**Your instructions**
Write the number of lines holding the word "category", and nothing else.

- - -

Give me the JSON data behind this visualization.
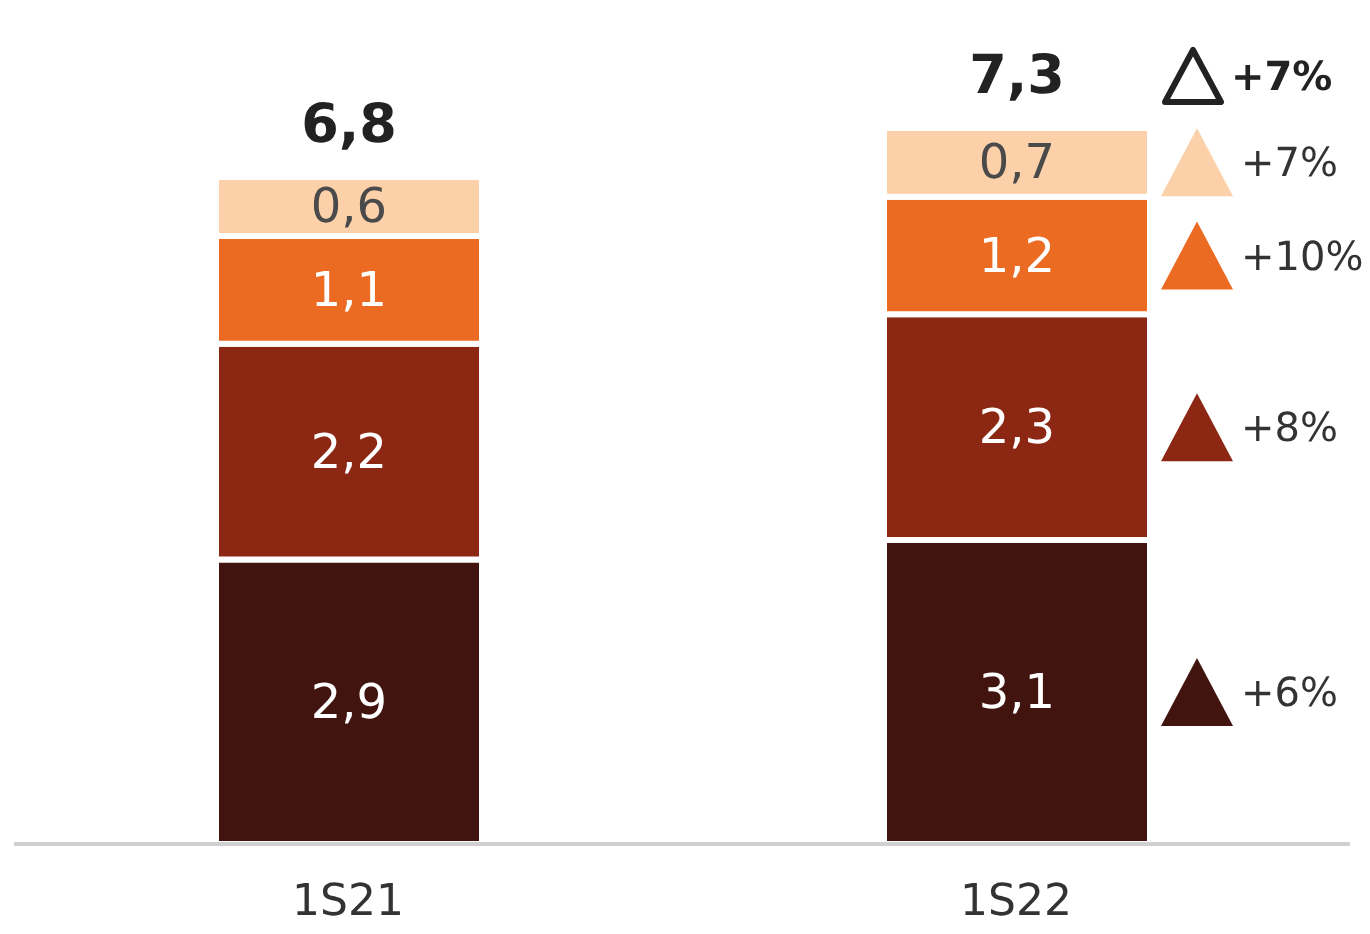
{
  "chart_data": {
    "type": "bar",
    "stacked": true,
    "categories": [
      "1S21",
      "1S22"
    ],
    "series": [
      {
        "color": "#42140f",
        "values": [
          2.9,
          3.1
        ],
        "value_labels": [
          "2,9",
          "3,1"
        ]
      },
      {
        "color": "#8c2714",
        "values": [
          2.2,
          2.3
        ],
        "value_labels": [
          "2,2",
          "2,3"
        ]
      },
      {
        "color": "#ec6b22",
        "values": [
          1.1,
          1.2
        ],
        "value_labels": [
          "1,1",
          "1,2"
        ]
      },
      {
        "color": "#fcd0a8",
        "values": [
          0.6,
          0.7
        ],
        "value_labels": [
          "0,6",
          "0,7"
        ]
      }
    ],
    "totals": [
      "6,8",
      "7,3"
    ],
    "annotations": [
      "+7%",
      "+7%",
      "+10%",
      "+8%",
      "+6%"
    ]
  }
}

- - -

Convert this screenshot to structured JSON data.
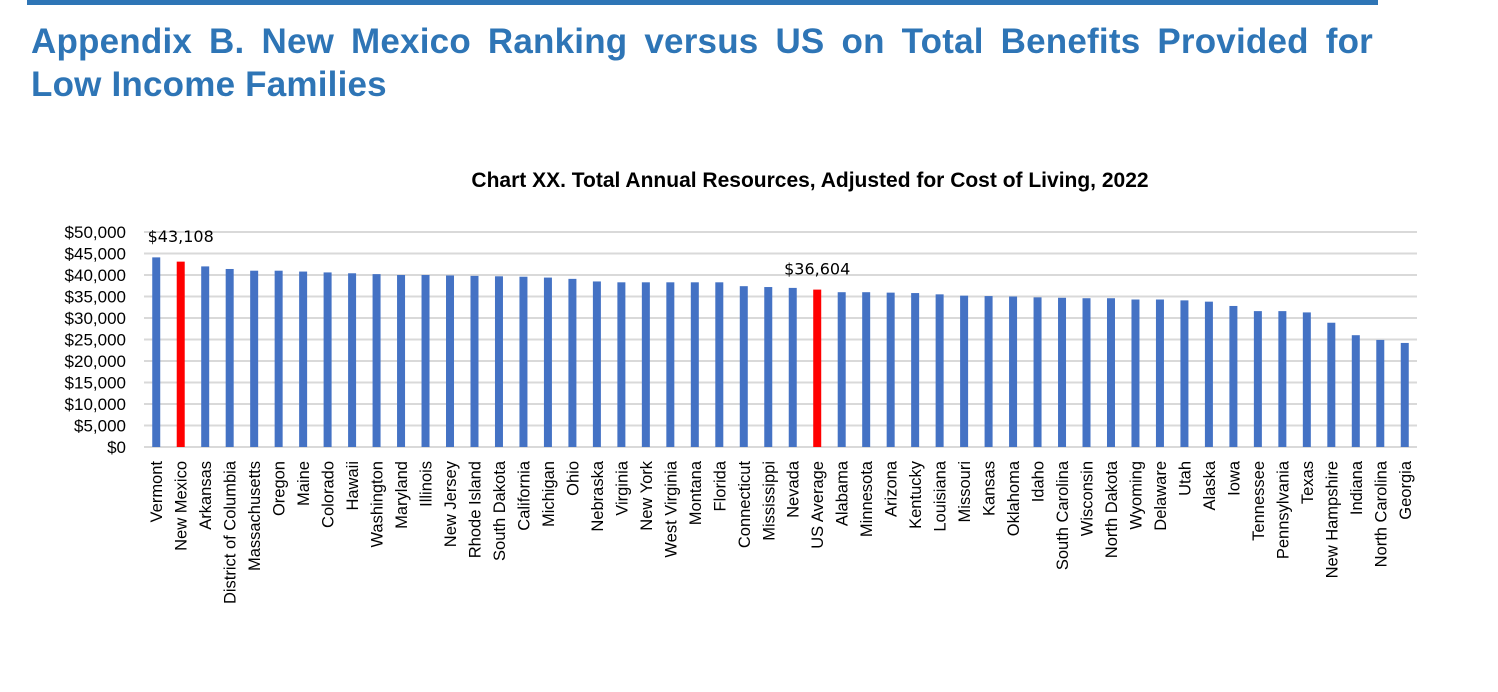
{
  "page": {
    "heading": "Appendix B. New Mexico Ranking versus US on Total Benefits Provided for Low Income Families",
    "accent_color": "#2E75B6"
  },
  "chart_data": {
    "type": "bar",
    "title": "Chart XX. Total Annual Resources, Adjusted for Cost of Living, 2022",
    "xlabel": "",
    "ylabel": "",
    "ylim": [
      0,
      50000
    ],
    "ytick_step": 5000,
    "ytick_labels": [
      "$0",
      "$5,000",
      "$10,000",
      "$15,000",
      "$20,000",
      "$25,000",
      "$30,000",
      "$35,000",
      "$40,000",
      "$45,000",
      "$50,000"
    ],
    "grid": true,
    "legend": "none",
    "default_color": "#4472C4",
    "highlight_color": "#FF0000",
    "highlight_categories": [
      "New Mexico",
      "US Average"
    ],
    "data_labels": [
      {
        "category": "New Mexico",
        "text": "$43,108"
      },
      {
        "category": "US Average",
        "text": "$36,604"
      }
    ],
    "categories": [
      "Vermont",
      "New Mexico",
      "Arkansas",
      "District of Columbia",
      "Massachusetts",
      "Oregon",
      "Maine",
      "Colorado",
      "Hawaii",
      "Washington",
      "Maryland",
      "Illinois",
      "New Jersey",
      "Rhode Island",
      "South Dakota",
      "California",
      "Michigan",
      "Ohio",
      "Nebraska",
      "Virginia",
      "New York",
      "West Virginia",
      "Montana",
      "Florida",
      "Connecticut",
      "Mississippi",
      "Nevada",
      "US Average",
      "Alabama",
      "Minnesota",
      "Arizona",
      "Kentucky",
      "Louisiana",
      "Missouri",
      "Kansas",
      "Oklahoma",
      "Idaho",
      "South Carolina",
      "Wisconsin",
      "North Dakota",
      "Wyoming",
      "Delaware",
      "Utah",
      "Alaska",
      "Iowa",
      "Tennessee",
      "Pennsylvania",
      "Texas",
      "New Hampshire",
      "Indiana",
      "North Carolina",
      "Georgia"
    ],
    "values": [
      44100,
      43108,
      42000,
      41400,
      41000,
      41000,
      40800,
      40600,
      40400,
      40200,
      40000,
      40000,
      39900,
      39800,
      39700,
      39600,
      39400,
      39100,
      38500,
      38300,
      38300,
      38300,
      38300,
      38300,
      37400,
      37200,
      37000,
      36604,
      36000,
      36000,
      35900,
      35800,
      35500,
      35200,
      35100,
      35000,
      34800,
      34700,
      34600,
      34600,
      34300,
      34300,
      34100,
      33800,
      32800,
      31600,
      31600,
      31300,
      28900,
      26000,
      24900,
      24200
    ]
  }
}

- - -

**Full answer**
2